[Dataset records start]

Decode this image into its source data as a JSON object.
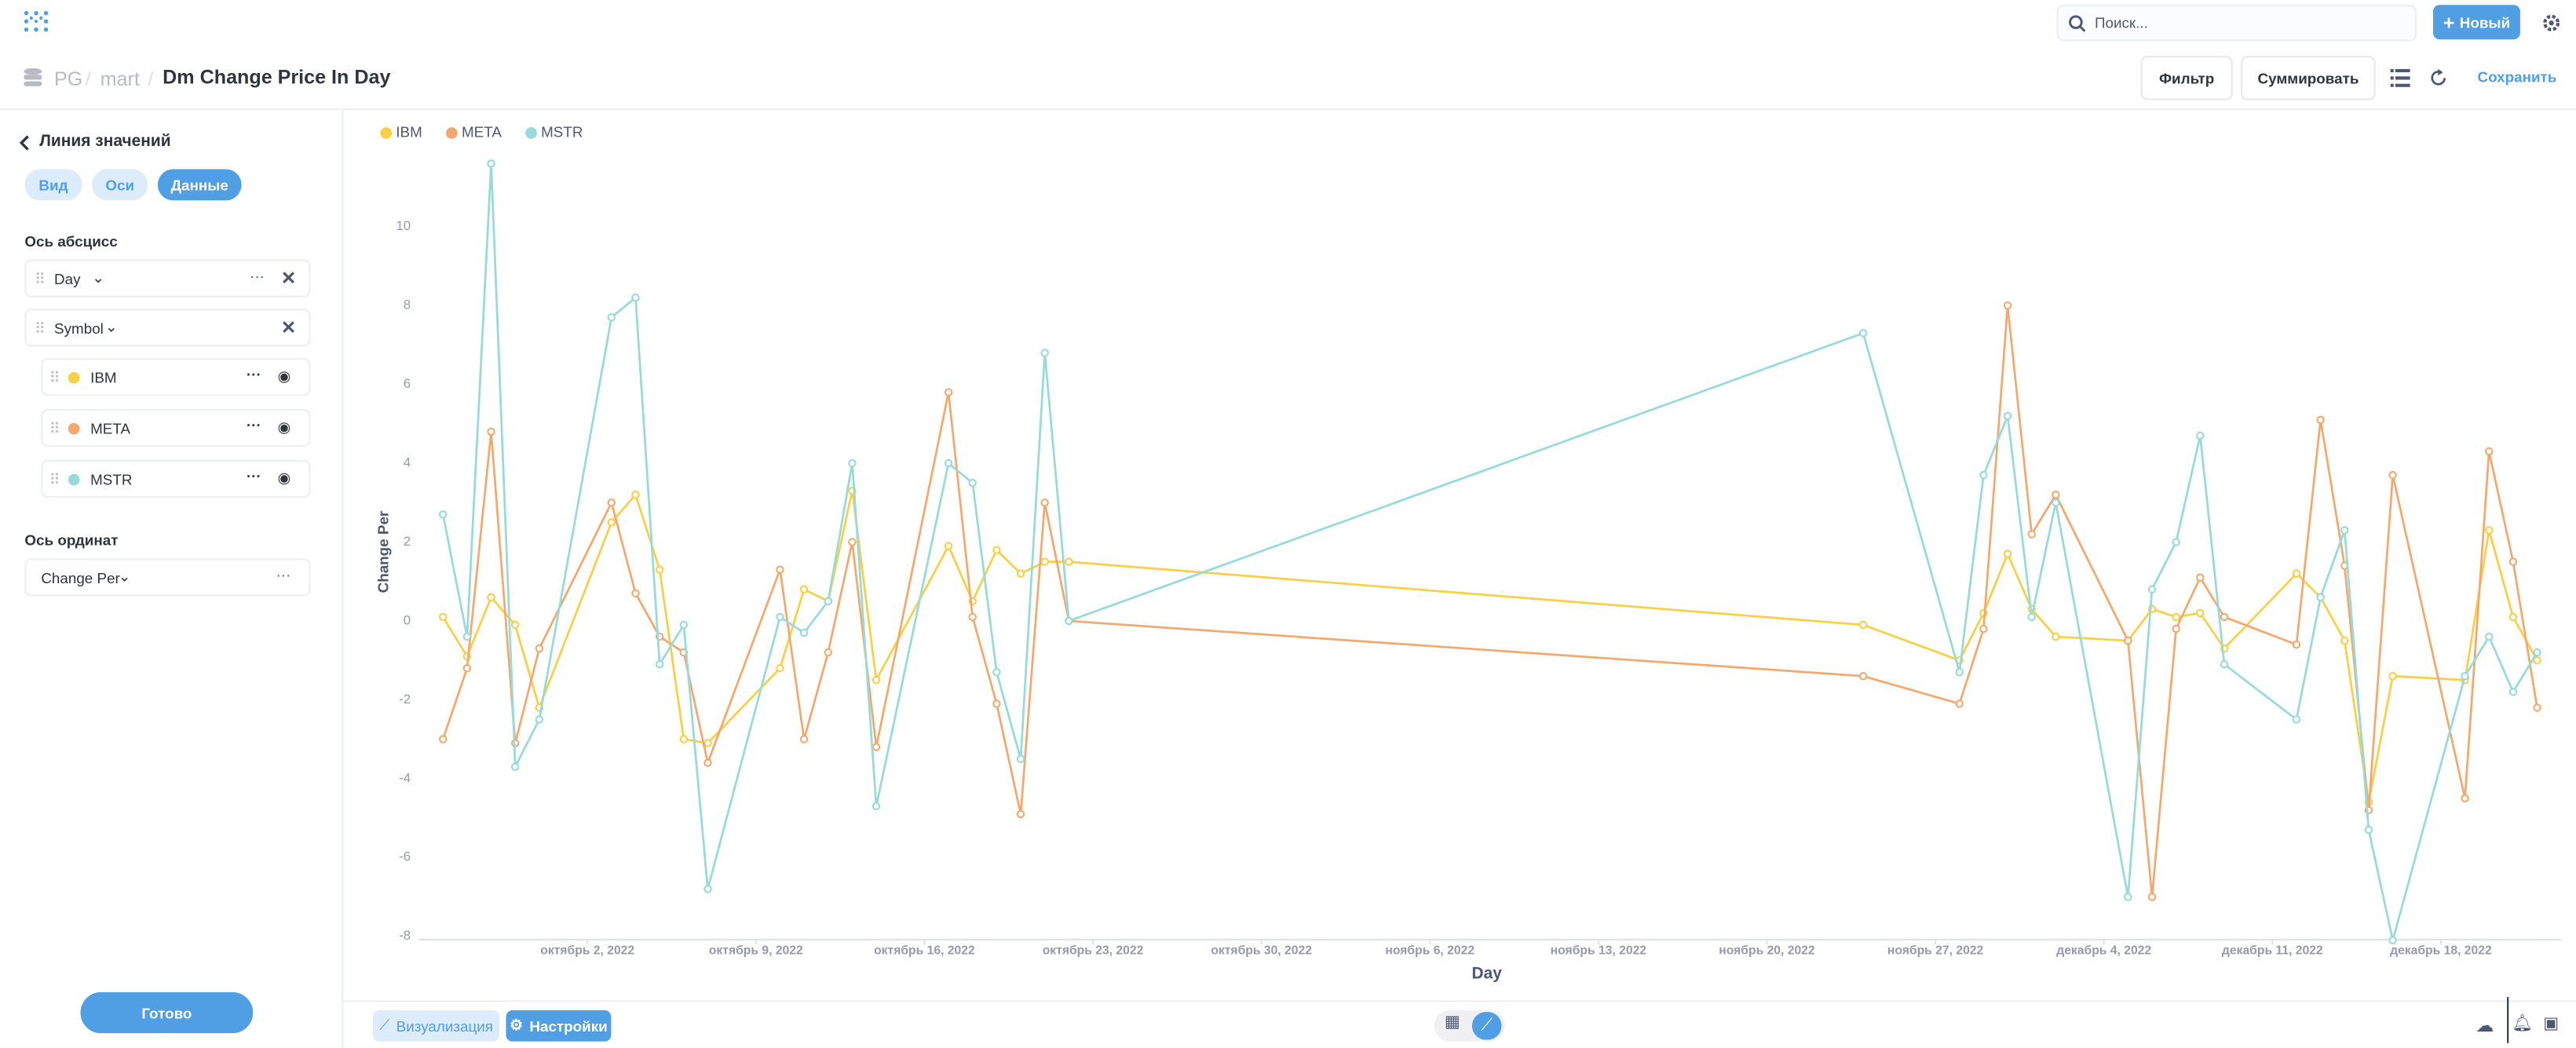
{
  "app": {
    "search": "Поиск...",
    "new_button": "Новый",
    "breadcrumb": [
      "PG",
      "mart",
      "Dm Change Price In Day"
    ],
    "filter": "Фильтр",
    "summarize": "Суммировать",
    "save": "Сохранить"
  },
  "sidebar": {
    "title": "Линия значений",
    "tabs": [
      "Вид",
      "Оси",
      "Данные"
    ],
    "x_section": "Ось абсцисс",
    "x_field": "Day",
    "breakout": "Symbol",
    "y_section": "Ось ординат",
    "y_field": "Change Per",
    "done": "Готово"
  },
  "footer": {
    "visualization": "Визуализация",
    "settings": "Настройки"
  },
  "chart_data": {
    "type": "line",
    "x_label": "Day",
    "y_label": "Change Per",
    "legend": "top-left",
    "grid": false,
    "x": [
      "2022-09-26",
      "2022-09-27",
      "2022-09-28",
      "2022-09-29",
      "2022-09-30",
      "2022-10-03",
      "2022-10-04",
      "2022-10-05",
      "2022-10-06",
      "2022-10-07",
      "2022-10-10",
      "2022-10-11",
      "2022-10-12",
      "2022-10-13",
      "2022-10-14",
      "2022-10-17",
      "2022-10-18",
      "2022-10-19",
      "2022-10-20",
      "2022-10-21",
      "2022-10-22",
      "2022-11-24",
      "2022-11-28",
      "2022-11-29",
      "2022-11-30",
      "2022-12-01",
      "2022-12-02",
      "2022-12-05",
      "2022-12-06",
      "2022-12-07",
      "2022-12-08",
      "2022-12-09",
      "2022-12-12",
      "2022-12-13",
      "2022-12-14",
      "2022-12-15",
      "2022-12-16",
      "2022-12-19",
      "2022-12-20",
      "2022-12-21",
      "2022-12-22"
    ],
    "series": [
      {
        "name": "IBM",
        "color": "#F9CF48",
        "values": [
          0.1,
          -0.9,
          0.6,
          -0.1,
          -2.2,
          2.5,
          3.2,
          1.3,
          -3.0,
          -3.1,
          -1.2,
          0.8,
          0.5,
          3.3,
          -1.5,
          1.9,
          0.5,
          1.8,
          1.2,
          1.5,
          1.5,
          -0.1,
          -1.0,
          0.2,
          1.7,
          0.3,
          -0.4,
          -0.5,
          0.3,
          0.1,
          0.2,
          -0.7,
          1.2,
          0.6,
          -0.5,
          -4.6,
          -1.4,
          -1.5,
          2.3,
          0.1,
          -1.0
        ]
      },
      {
        "name": "META",
        "color": "#F2A86F",
        "values": [
          -3.0,
          -1.2,
          4.8,
          -3.1,
          -0.7,
          3.0,
          0.7,
          -0.4,
          -0.8,
          -3.6,
          1.3,
          -3.0,
          -0.8,
          2.0,
          -3.2,
          5.8,
          0.1,
          -2.1,
          -4.9,
          3.0,
          0,
          -1.4,
          -2.1,
          -0.2,
          8.0,
          2.2,
          3.2,
          -0.5,
          -7.0,
          -0.2,
          1.1,
          0.1,
          -0.6,
          5.1,
          1.4,
          -4.8,
          3.7,
          -4.5,
          4.3,
          1.5,
          -2.2
        ]
      },
      {
        "name": "MSTR",
        "color": "#98D9D9",
        "values": [
          2.7,
          -0.4,
          11.6,
          -3.7,
          -2.5,
          7.7,
          8.2,
          -1.1,
          -0.1,
          -6.8,
          0.1,
          -0.3,
          0.5,
          4.0,
          -4.7,
          4.0,
          3.5,
          -1.3,
          -3.5,
          6.8,
          0,
          7.3,
          -1.3,
          3.7,
          5.2,
          0.1,
          3.0,
          -7.0,
          0.8,
          2.0,
          4.7,
          -1.1,
          -2.5,
          0.6,
          2.3,
          -5.3,
          -8.1,
          -1.4,
          -0.4,
          -1.8,
          -0.8
        ]
      }
    ],
    "xlim": [
      "2022-09-25",
      "2022-12-23"
    ],
    "xticks": [
      {
        "value": "2022-10-02",
        "label": "октябрь 2, 2022"
      },
      {
        "value": "2022-10-09",
        "label": "октябрь 9, 2022"
      },
      {
        "value": "2022-10-16",
        "label": "октябрь 16, 2022"
      },
      {
        "value": "2022-10-23",
        "label": "октябрь 23, 2022"
      },
      {
        "value": "2022-10-30",
        "label": "октябрь 30, 2022"
      },
      {
        "value": "2022-11-06",
        "label": "ноябрь 6, 2022"
      },
      {
        "value": "2022-11-13",
        "label": "ноябрь 13, 2022"
      },
      {
        "value": "2022-11-20",
        "label": "ноябрь 20, 2022"
      },
      {
        "value": "2022-11-27",
        "label": "ноябрь 27, 2022"
      },
      {
        "value": "2022-12-04",
        "label": "декабрь 4, 2022"
      },
      {
        "value": "2022-12-11",
        "label": "декабрь 11, 2022"
      },
      {
        "value": "2022-12-18",
        "label": "декабрь 18, 2022"
      }
    ],
    "ylim": [
      -8,
      12
    ],
    "yticks": [
      -8,
      -6,
      -4,
      -2,
      0,
      2,
      4,
      6,
      8,
      10
    ]
  }
}
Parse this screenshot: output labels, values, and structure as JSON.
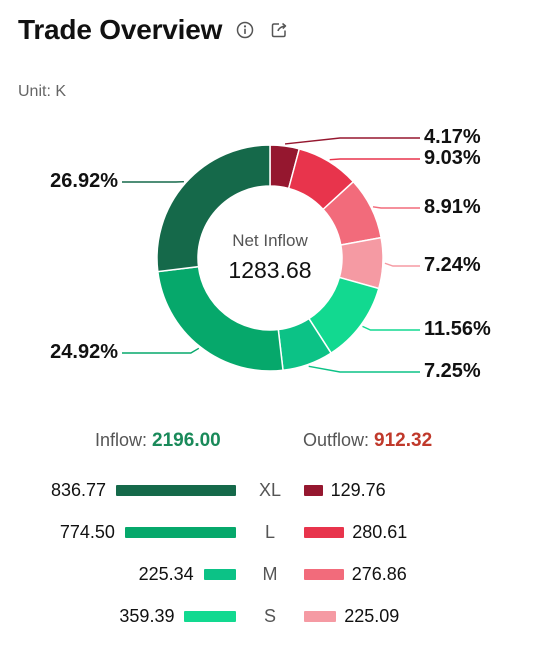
{
  "header": {
    "title": "Trade Overview",
    "unit": "Unit: K"
  },
  "summary": {
    "center_label": "Net Inflow",
    "center_value": "1283.68",
    "inflow_label": "Inflow:",
    "inflow_value": "2196.00",
    "outflow_label": "Outflow:",
    "outflow_value": "912.32"
  },
  "colors": {
    "inflow": [
      "#15694a",
      "#06a86b",
      "#0cc286",
      "#12d990"
    ],
    "outflow": [
      "#95172f",
      "#e8344c",
      "#f26b7b",
      "#f59aa3"
    ],
    "inflow_text": "#1a8a5a",
    "outflow_text": "#c0392b"
  },
  "chart_data": {
    "type": "pie",
    "title": "Trade Overview",
    "unit": "K",
    "slices": [
      {
        "name": "XL",
        "value": 129.76,
        "percent": "4.17%",
        "flow": "out"
      },
      {
        "name": "L",
        "value": 280.61,
        "percent": "9.03%",
        "flow": "out"
      },
      {
        "name": "M",
        "value": 276.86,
        "percent": "8.91%",
        "flow": "out"
      },
      {
        "name": "S",
        "value": 225.09,
        "percent": "7.24%",
        "flow": "out"
      },
      {
        "name": "S",
        "value": 359.39,
        "percent": "11.56%",
        "flow": "in"
      },
      {
        "name": "M",
        "value": 225.34,
        "percent": "7.25%",
        "flow": "in"
      },
      {
        "name": "L",
        "value": 774.5,
        "percent": "24.92%",
        "flow": "in"
      },
      {
        "name": "XL",
        "value": 836.77,
        "percent": "26.92%",
        "flow": "in"
      }
    ],
    "categories": [
      "XL",
      "L",
      "M",
      "S"
    ],
    "series": [
      {
        "name": "Inflow",
        "values": [
          "836.77",
          "774.50",
          "225.34",
          "359.39"
        ]
      },
      {
        "name": "Outflow",
        "values": [
          "129.76",
          "280.61",
          "276.86",
          "225.09"
        ]
      }
    ]
  }
}
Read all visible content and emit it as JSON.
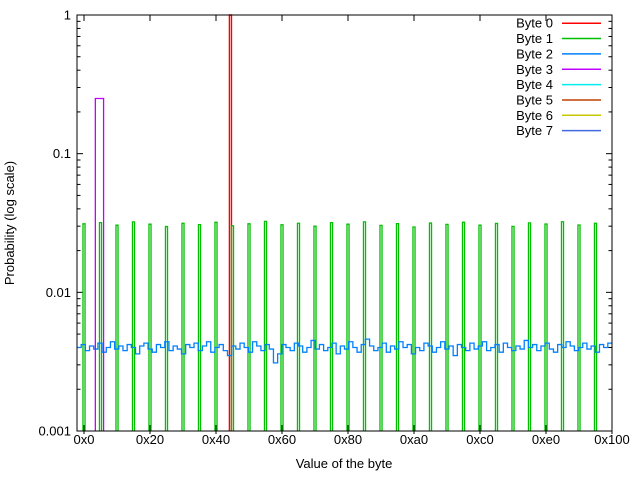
{
  "figure": {
    "background": "#ffffff",
    "border_color": "#000000",
    "text_color": "#000000"
  },
  "chart_data": {
    "type": "line",
    "plot_style": "histeps (hollow step histogram), gnuplot-style",
    "title": "",
    "x_axis": {
      "label": "Value of the byte",
      "range": [
        0,
        256
      ],
      "ticks": [
        "0x0",
        "0x20",
        "0x40",
        "0x60",
        "0x80",
        "0xa0",
        "0xc0",
        "0xe0",
        "0x100"
      ],
      "tick_values": [
        0,
        32,
        64,
        96,
        128,
        160,
        192,
        224,
        256
      ]
    },
    "y_axis": {
      "label": "Probability (log scale)",
      "scale": "log",
      "range": [
        0.001,
        1
      ],
      "ticks": [
        "1",
        "0.1",
        "0.01",
        "0.001"
      ],
      "tick_values": [
        1,
        0.1,
        0.01,
        0.001
      ],
      "minor_tick_decades": [
        0.001,
        0.01,
        0.1
      ]
    },
    "legend": {
      "position": "top-right-inside",
      "entries": [
        "Byte 0",
        "Byte 1",
        "Byte 2",
        "Byte 3",
        "Byte 4",
        "Byte 5",
        "Byte 6",
        "Byte 7"
      ]
    },
    "series": [
      {
        "name": "Byte 0",
        "color": "#ff0000",
        "visible": true,
        "shape": "spike",
        "spike": {
          "value": 71,
          "value_hex": "0x47",
          "probability": 1.0
        }
      },
      {
        "name": "Byte 1",
        "color": "#00c000",
        "visible": true,
        "shape": "comb",
        "comb": {
          "start": 0,
          "step": 8,
          "count": 32,
          "mean_probability": 0.03125,
          "probabilities": [
            0.0312,
            0.0318,
            0.0305,
            0.0322,
            0.031,
            0.0298,
            0.0315,
            0.0308,
            0.032,
            0.0302,
            0.0312,
            0.0325,
            0.0307,
            0.0315,
            0.03,
            0.0318,
            0.031,
            0.0322,
            0.0304,
            0.0313,
            0.0296,
            0.0316,
            0.0309,
            0.032,
            0.0305,
            0.0314,
            0.0299,
            0.0317,
            0.0311,
            0.0323,
            0.0306,
            0.0315
          ]
        }
      },
      {
        "name": "Byte 2",
        "color": "#0080ff",
        "visible": true,
        "shape": "noise",
        "noise": {
          "mean_probability": 0.004,
          "values_per_step": 2,
          "values": [
            0.004,
            0.0042,
            0.0038,
            0.0041,
            0.0039,
            0.0043,
            0.0037,
            0.004,
            0.0044,
            0.0039,
            0.0041,
            0.0038,
            0.0042,
            0.004,
            0.0036,
            0.0041,
            0.0043,
            0.0039,
            0.0037,
            0.0042,
            0.004,
            0.0044,
            0.0038,
            0.0041,
            0.0039,
            0.0036,
            0.0042,
            0.004,
            0.0043,
            0.0038,
            0.0041,
            0.0044,
            0.0037,
            0.004,
            0.0042,
            0.0038,
            0.0035,
            0.0041,
            0.0039,
            0.0043,
            0.004,
            0.0037,
            0.0044,
            0.0041,
            0.0038,
            0.0042,
            0.0039,
            0.0031,
            0.0036,
            0.0042,
            0.004,
            0.0038,
            0.0043,
            0.0041,
            0.0037,
            0.004,
            0.0045,
            0.0039,
            0.0042,
            0.0038,
            0.004,
            0.0043,
            0.0036,
            0.0041,
            0.0039,
            0.0044,
            0.004,
            0.0037,
            0.0042,
            0.0046,
            0.0041,
            0.0038,
            0.004,
            0.0043,
            0.0037,
            0.0041,
            0.0039,
            0.0044,
            0.004,
            0.0042,
            0.0036,
            0.004,
            0.0038,
            0.0043,
            0.0041,
            0.0037,
            0.004,
            0.0044,
            0.0039,
            0.0041,
            0.0035,
            0.0042,
            0.004,
            0.0038,
            0.0043,
            0.0039,
            0.0041,
            0.0044,
            0.0038,
            0.004,
            0.0042,
            0.0037,
            0.0043,
            0.004,
            0.0038,
            0.0041,
            0.0039,
            0.0045,
            0.004,
            0.0042,
            0.0038,
            0.0041,
            0.0043,
            0.0039,
            0.0037,
            0.0042,
            0.004,
            0.0044,
            0.0041,
            0.0038,
            0.004,
            0.0043,
            0.0039,
            0.0041,
            0.0037,
            0.0042,
            0.004,
            0.0043
          ]
        }
      },
      {
        "name": "Byte 3",
        "color": "#c000ff",
        "visible": true,
        "shape": "block",
        "block": {
          "from": 6,
          "to": 9,
          "from_hex": "0x06",
          "to_hex": "0x09",
          "probability": 0.25
        }
      },
      {
        "name": "Byte 4",
        "color": "#00eeee",
        "visible": false
      },
      {
        "name": "Byte 5",
        "color": "#c04000",
        "visible": false
      },
      {
        "name": "Byte 6",
        "color": "#c8c800",
        "visible": false
      },
      {
        "name": "Byte 7",
        "color": "#4169e1",
        "visible": false
      }
    ]
  }
}
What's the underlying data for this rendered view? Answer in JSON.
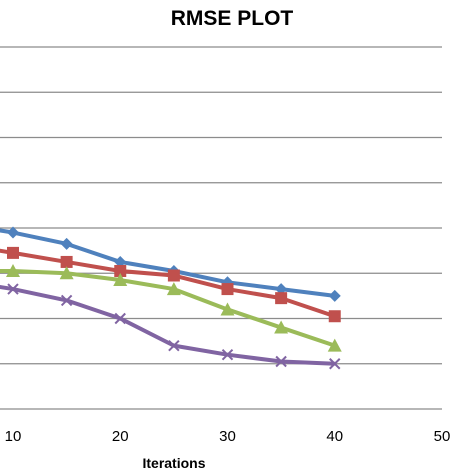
{
  "chart_data": {
    "type": "line",
    "title": "RMSE PLOT",
    "xlabel": "Iterations",
    "ylabel": "",
    "xlim": [
      8.7,
      50
    ],
    "ylim": [
      0,
      8
    ],
    "x_ticks": [
      "10",
      "20",
      "30",
      "40",
      "50"
    ],
    "grid": true,
    "series": [
      {
        "color": "#4f81bd",
        "marker": "diamond",
        "x": [
          8.7,
          10,
          15,
          20,
          25,
          30,
          35,
          40
        ],
        "y": [
          3.95,
          3.9,
          3.65,
          3.25,
          3.05,
          2.8,
          2.65,
          2.5
        ]
      },
      {
        "color": "#c0504d",
        "marker": "square",
        "x": [
          8.7,
          10,
          15,
          20,
          25,
          30,
          35,
          40
        ],
        "y": [
          3.5,
          3.45,
          3.25,
          3.05,
          2.95,
          2.65,
          2.45,
          2.05
        ]
      },
      {
        "color": "#9bbb59",
        "marker": "triangle",
        "x": [
          8.7,
          10,
          15,
          20,
          25,
          30,
          35,
          40
        ],
        "y": [
          3.05,
          3.05,
          3.0,
          2.85,
          2.65,
          2.2,
          1.8,
          1.4
        ]
      },
      {
        "color": "#8064a2",
        "marker": "x",
        "x": [
          8.7,
          10,
          15,
          20,
          25,
          30,
          35,
          40
        ],
        "y": [
          2.7,
          2.65,
          2.4,
          2.0,
          1.4,
          1.2,
          1.05,
          1.0
        ]
      }
    ]
  }
}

[Dataset records end]

Copy out each line of the material that holds the word "marker".

        "marker": "diamond",
        "marker": "square",
        "marker": "triangle",
        "marker": "x",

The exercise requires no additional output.